§ **AIM OF THE EXERCISE**: Take every line where the string "plain" appears and copy it.

§ **DATA FOR THIS TASK**:

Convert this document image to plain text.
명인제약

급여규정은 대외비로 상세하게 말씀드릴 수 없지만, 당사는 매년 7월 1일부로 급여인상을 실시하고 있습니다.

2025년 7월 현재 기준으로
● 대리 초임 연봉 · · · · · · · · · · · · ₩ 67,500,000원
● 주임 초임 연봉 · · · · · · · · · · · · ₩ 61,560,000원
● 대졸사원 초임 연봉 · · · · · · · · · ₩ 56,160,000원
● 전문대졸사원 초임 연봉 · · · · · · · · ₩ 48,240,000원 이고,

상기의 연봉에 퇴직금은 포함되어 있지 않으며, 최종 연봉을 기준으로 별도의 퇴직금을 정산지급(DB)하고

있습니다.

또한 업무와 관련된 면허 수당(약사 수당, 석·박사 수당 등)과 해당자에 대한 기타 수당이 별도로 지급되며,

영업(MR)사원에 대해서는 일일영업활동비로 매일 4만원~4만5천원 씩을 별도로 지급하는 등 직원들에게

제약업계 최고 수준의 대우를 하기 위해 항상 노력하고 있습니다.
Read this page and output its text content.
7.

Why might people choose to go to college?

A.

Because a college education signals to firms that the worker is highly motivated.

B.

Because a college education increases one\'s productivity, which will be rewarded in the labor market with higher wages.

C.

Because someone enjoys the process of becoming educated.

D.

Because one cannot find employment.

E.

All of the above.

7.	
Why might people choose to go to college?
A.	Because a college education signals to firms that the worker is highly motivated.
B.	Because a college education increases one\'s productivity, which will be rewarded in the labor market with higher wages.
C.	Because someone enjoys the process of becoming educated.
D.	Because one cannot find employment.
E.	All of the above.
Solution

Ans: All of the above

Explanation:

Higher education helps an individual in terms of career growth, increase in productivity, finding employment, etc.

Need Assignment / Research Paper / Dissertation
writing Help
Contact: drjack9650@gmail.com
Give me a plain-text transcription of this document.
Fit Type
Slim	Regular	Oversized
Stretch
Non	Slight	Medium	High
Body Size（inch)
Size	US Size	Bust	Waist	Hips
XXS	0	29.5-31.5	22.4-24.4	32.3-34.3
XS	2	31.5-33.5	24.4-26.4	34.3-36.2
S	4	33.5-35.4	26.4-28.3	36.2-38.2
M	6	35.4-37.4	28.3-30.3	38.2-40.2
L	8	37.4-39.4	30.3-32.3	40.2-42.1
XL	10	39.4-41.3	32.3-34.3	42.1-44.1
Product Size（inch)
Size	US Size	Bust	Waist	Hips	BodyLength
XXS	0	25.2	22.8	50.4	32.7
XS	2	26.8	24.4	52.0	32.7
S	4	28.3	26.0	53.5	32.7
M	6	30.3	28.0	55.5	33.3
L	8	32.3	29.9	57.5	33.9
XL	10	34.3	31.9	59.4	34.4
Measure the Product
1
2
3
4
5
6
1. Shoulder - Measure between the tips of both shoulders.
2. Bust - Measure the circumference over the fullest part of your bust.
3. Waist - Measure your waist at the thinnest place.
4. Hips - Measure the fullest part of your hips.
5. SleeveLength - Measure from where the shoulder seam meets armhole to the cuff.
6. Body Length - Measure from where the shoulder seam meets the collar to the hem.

§ **COMPLETED TASK**:
Convert this document image to plain text.
Give me a plain-text transcription of this document.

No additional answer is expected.